═════ DATA TO USE

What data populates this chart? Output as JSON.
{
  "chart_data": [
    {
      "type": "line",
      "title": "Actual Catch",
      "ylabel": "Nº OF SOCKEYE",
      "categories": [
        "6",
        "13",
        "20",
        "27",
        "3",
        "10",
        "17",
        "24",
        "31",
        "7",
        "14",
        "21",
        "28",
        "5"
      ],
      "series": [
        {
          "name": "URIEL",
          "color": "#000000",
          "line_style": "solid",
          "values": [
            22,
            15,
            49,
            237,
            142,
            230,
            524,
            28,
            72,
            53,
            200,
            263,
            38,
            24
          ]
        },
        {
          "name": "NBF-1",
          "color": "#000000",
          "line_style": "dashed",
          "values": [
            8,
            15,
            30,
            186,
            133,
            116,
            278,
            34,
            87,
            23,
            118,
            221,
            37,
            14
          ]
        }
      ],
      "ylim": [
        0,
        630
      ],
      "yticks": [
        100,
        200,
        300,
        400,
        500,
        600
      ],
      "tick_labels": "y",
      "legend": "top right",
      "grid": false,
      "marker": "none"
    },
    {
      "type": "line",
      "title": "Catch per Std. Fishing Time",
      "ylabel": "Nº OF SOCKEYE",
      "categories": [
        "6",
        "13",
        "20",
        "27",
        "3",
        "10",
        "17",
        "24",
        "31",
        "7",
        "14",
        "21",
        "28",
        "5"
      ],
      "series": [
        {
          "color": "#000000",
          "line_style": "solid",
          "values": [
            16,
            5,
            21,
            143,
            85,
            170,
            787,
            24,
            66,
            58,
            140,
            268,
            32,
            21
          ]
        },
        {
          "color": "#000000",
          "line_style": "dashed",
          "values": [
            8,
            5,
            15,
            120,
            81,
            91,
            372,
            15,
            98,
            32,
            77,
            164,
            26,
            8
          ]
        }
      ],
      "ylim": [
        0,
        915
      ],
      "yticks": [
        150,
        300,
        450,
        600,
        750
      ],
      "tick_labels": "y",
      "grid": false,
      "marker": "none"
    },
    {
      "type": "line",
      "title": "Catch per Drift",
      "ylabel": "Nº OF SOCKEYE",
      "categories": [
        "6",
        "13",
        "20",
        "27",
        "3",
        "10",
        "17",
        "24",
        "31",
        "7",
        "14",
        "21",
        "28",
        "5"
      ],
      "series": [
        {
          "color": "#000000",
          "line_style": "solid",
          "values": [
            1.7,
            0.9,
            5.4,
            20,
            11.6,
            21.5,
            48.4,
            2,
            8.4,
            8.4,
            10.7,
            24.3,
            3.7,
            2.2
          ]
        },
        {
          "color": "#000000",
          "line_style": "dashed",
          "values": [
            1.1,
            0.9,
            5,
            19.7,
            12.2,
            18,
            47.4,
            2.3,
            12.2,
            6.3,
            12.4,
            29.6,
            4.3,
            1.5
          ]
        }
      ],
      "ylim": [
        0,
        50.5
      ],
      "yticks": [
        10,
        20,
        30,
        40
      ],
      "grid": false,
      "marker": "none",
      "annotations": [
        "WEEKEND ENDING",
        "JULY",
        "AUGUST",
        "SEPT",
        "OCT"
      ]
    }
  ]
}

══════════

PROBLEM DESCRIPTION: Repeat the preceding lines exactly, please, every one of them.

FINISHED EXERCISE:
What data populates this chart? Output as JSON.
{
  "chart_data": [
    {
      "type": "line",
      "title": "Actual Catch",
      "ylabel": "Nº OF SOCKEYE",
      "categories": [
        "6",
        "13",
        "20",
        "27",
        "3",
        "10",
        "17",
        "24",
        "31",
        "7",
        "14",
        "21",
        "28",
        "5"
      ],
      "series": [
        {
          "name": "URIEL",
          "color": "#000000",
          "line_style": "solid",
          "values": [
            22,
            15,
            49,
            237,
            142,
            230,
            524,
            28,
            72,
            53,
            200,
            263,
            38,
            24
          ]
        },
        {
          "name": "NBF-1",
          "color": "#000000",
          "line_style": "dashed",
          "values": [
            8,
            15,
            30,
            186,
            133,
            116,
            278,
            34,
            87,
            23,
            118,
            221,
            37,
            14
          ]
        }
      ],
      "ylim": [
        0,
        630
      ],
      "yticks": [
        100,
        200,
        300,
        400,
        500,
        600
      ],
      "tick_labels": "y",
      "legend": "top right",
      "grid": false,
      "marker": "none"
    },
    {
      "type": "line",
      "title": "Catch per Std. Fishing Time",
      "ylabel": "Nº OF SOCKEYE",
      "categories": [
        "6",
        "13",
        "20",
        "27",
        "3",
        "10",
        "17",
        "24",
        "31",
        "7",
        "14",
        "21",
        "28",
        "5"
      ],
      "series": [
        {
          "color": "#000000",
          "line_style": "solid",
          "values": [
            16,
            5,
            21,
            143,
            85,
            170,
            787,
            24,
            66,
            58,
            140,
            268,
            32,
            21
          ]
        },
        {
          "color": "#000000",
          "line_style": "dashed",
          "values": [
            8,
            5,
            15,
            120,
            81,
            91,
            372,
            15,
            98,
            32,
            77,
            164,
            26,
            8
          ]
        }
      ],
      "ylim": [
        0,
        915
      ],
      "yticks": [
        150,
        300,
        450,
        600,
        750
      ],
      "tick_labels": "y",
      "grid": false,
      "marker": "none"
    },
    {
      "type": "line",
      "title": "Catch per Drift",
      "ylabel": "Nº OF SOCKEYE",
      "categories": [
        "6",
        "13",
        "20",
        "27",
        "3",
        "10",
        "17",
        "24",
        "31",
        "7",
        "14",
        "21",
        "28",
        "5"
      ],
      "series": [
        {
          "color": "#000000",
          "line_style": "solid",
          "values": [
            1.7,
            0.9,
            5.4,
            20,
            11.6,
            21.5,
            48.4,
            2,
            8.4,
            8.4,
            10.7,
            24.3,
            3.7,
            2.2
          ]
        },
        {
          "color": "#000000",
          "line_style": "dashed",
          "values": [
            1.1,
            0.9,
            5,
            19.7,
            12.2,
            18,
            47.4,
            2.3,
            12.2,
            6.3,
            12.4,
            29.6,
            4.3,
            1.5
          ]
        }
      ],
      "ylim": [
        0,
        50.5
      ],
      "yticks": [
        10,
        20,
        30,
        40
      ],
      "grid": false,
      "marker": "none",
      "annotations": [
        "WEEKEND ENDING",
        "JULY",
        "AUGUST",
        "SEPT",
        "OCT"
      ]
    }
  ]
}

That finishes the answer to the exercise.